EXERCISE AIM: Below is some material; set it all down exactly, apart from the pictures.

EXERCISE MATERIALS:

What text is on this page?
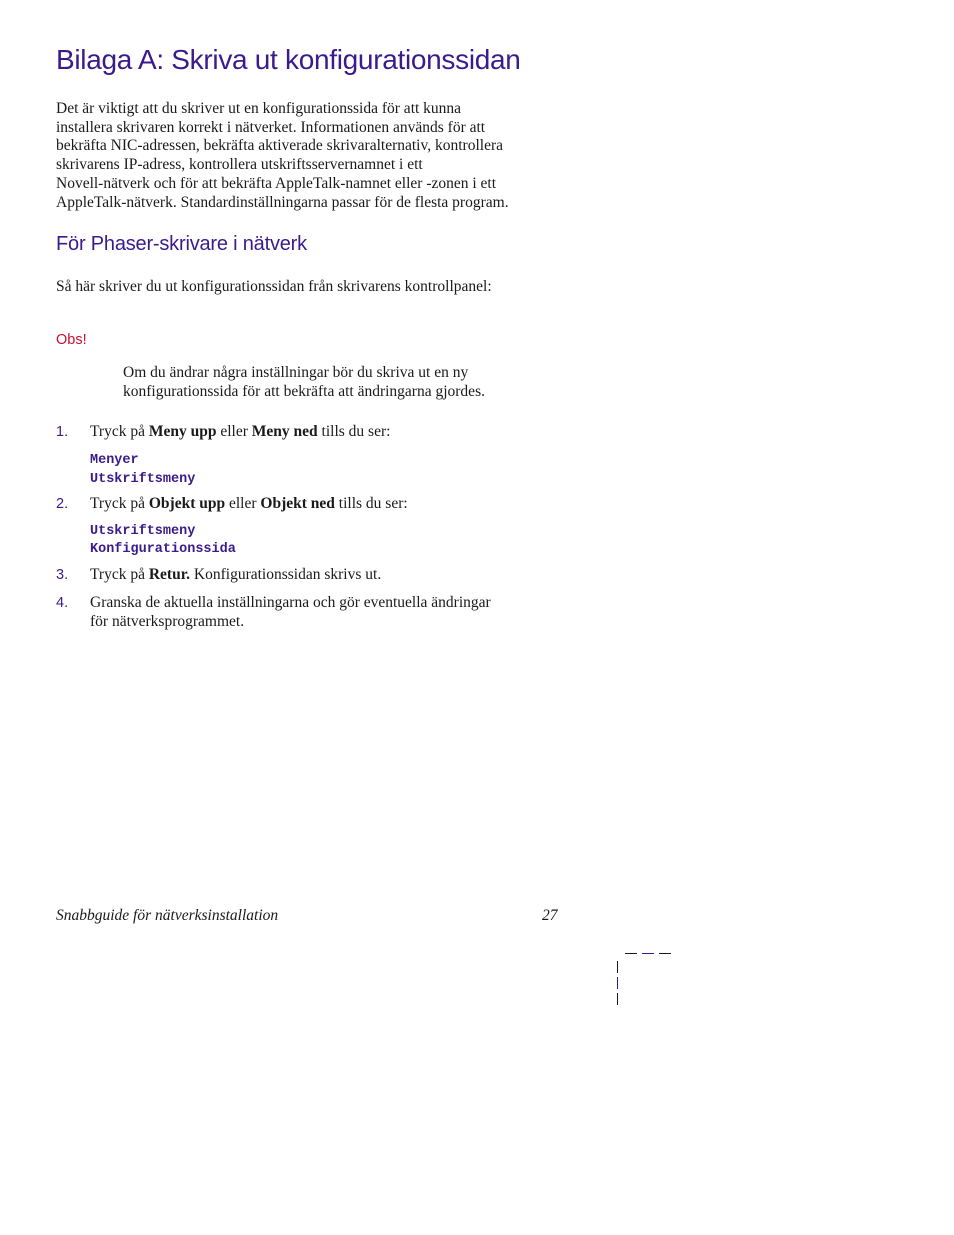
Bilaga A: Skriva ut konfigurationssidan
Det är viktigt att du skriver ut en konfigurationssida för att kunna
installera skrivaren korrekt i nätverket. Informationen används för att
bekräfta NIC-adressen, bekräfta aktiverade skrivaralternativ, kontrollera
skrivarens IP-adress, kontrollera utskriftsservernamnet i ett
Novell-nätverk och för att bekräfta AppleTalk-namnet eller -zonen i ett
AppleTalk-nätverk. Standardinställningarna passar för de flesta program.
För Phaser-skrivare i nätverk

Så här skriver du ut konfigurationssidan från skrivarens kontrollpanel:

Obs!
Om du ändrar några inställningar bör du skriva ut en ny
konfigurationssida för att bekräfta att ändringarna gjordes.
1. Tryck på Meny upp eller Meny ned tills du ser:
Menyer
Utskriftsmeny
2. Tryck på Objekt upp eller Objekt ned tills du ser:
Utskriftsmeny
Konfigurationssida
3. Tryck på Retur. Konfigurationssidan skrivs ut.
4. Granska de aktuella inställningarna och gör eventuella ändringar
för nätverksprogrammet.
Snabbguide för nätverksinstallation	27
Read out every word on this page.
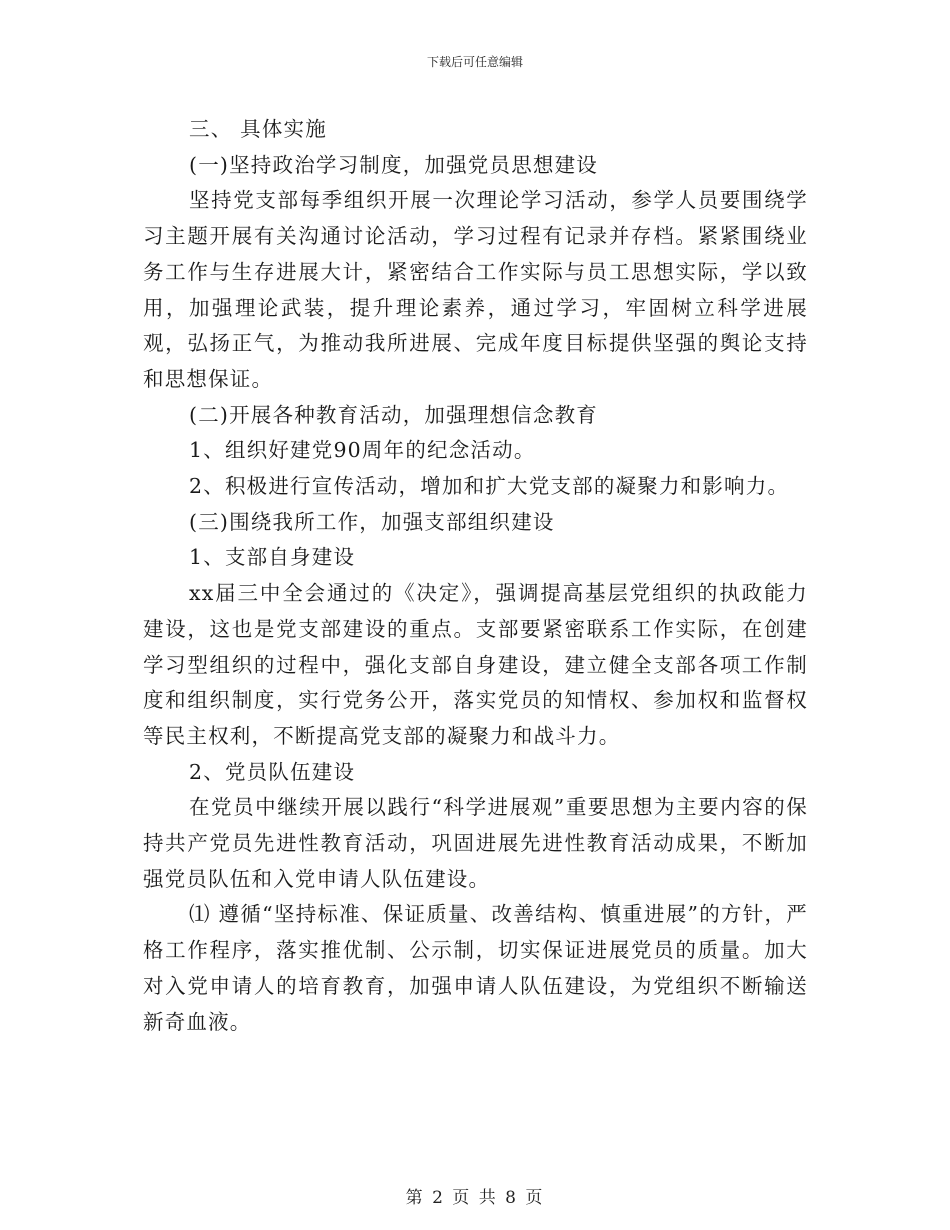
下载后可任意编辑

三、 具体实施

(一)坚持政治学习制度，加强党员思想建设

坚持党支部每季组织开展一次理论学习活动，参学人员要围绕学习主题开展有关沟通讨论活动，学习过程有记录并存档。紧紧围绕业务工作与生存进展大计，紧密结合工作实际与员工思想实际，学以致用，加强理论武装，提升理论素养，通过学习，牢固树立科学进展观，弘扬正气，为推动我所进展、完成年度目标提供坚强的舆论支持和思想保证。

(二)开展各种教育活动，加强理想信念教育

1、组织好建党90周年的纪念活动。

2、积极进行宣传活动，增加和扩大党支部的凝聚力和影响力。

(三)围绕我所工作，加强支部组织建设

1、支部自身建设

xx届三中全会通过的《决定》，强调提高基层党组织的执政能力建设，这也是党支部建设的重点。支部要紧密联系工作实际，在创建学习型组织的过程中，强化支部自身建设，建立健全支部各项工作制度和组织制度，实行党务公开，落实党员的知情权、参加权和监督权等民主权利，不断提高党支部的凝聚力和战斗力。

2、党员队伍建设

在党员中继续开展以践行“科学进展观”重要思想为主要内容的保持共产党员先进性教育活动，巩固进展先进性教育活动成果，不断加强党员队伍和入党申请人队伍建设。

⑴ 遵循“坚持标准、保证质量、改善结构、慎重进展”的方针，严格工作程序，落实推优制、公示制，切实保证进展党员的质量。加大对入党申请人的培育教育，加强申请人队伍建设，为党组织不断输送新奇血液。

第 2 页 共 8 页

PROBLEM SOLUTION:
What text is on this page?
Bilaga A: Skriva ut konfigurationssidan
Det är viktigt att du skriver ut en konfigurationssida för att kunna
installera skrivaren korrekt i nätverket. Informationen används för att
bekräfta NIC-adressen, bekräfta aktiverade skrivaralternativ, kontrollera
skrivarens IP-adress, kontrollera utskriftsservernamnet i ett
Novell-nätverk och för att bekräfta AppleTalk-namnet eller -zonen i ett
AppleTalk-nätverk. Standardinställningarna passar för de flesta program.
För Phaser-skrivare i nätverk

Så här skriver du ut konfigurationssidan från skrivarens kontrollpanel:

Obs!
Om du ändrar några inställningar bör du skriva ut en ny
konfigurationssida för att bekräfta att ändringarna gjordes.
1. Tryck på Meny upp eller Meny ned tills du ser:
Menyer
Utskriftsmeny
2. Tryck på Objekt upp eller Objekt ned tills du ser:
Utskriftsmeny
Konfigurationssida
3. Tryck på Retur. Konfigurationssidan skrivs ut.
4. Granska de aktuella inställningarna och gör eventuella ändringar
för nätverksprogrammet.
Snabbguide för nätverksinstallation	27
Read out every word on this page.
下载后可任意编辑

三、 具体实施

(一)坚持政治学习制度，加强党员思想建设

坚持党支部每季组织开展一次理论学习活动，参学人员要围绕学习主题开展有关沟通讨论活动，学习过程有记录并存档。紧紧围绕业务工作与生存进展大计，紧密结合工作实际与员工思想实际，学以致用，加强理论武装，提升理论素养，通过学习，牢固树立科学进展观，弘扬正气，为推动我所进展、完成年度目标提供坚强的舆论支持和思想保证。

(二)开展各种教育活动，加强理想信念教育

1、组织好建党90周年的纪念活动。

2、积极进行宣传活动，增加和扩大党支部的凝聚力和影响力。

(三)围绕我所工作，加强支部组织建设

1、支部自身建设

xx届三中全会通过的《决定》，强调提高基层党组织的执政能力建设，这也是党支部建设的重点。支部要紧密联系工作实际，在创建学习型组织的过程中，强化支部自身建设，建立健全支部各项工作制度和组织制度，实行党务公开，落实党员的知情权、参加权和监督权等民主权利，不断提高党支部的凝聚力和战斗力。

2、党员队伍建设

在党员中继续开展以践行“科学进展观”重要思想为主要内容的保持共产党员先进性教育活动，巩固进展先进性教育活动成果，不断加强党员队伍和入党申请人队伍建设。

⑴ 遵循“坚持标准、保证质量、改善结构、慎重进展”的方针，严格工作程序，落实推优制、公示制，切实保证进展党员的质量。加大对入党申请人的培育教育，加强申请人队伍建设，为党组织不断输送新奇血液。

第 2 页 共 8 页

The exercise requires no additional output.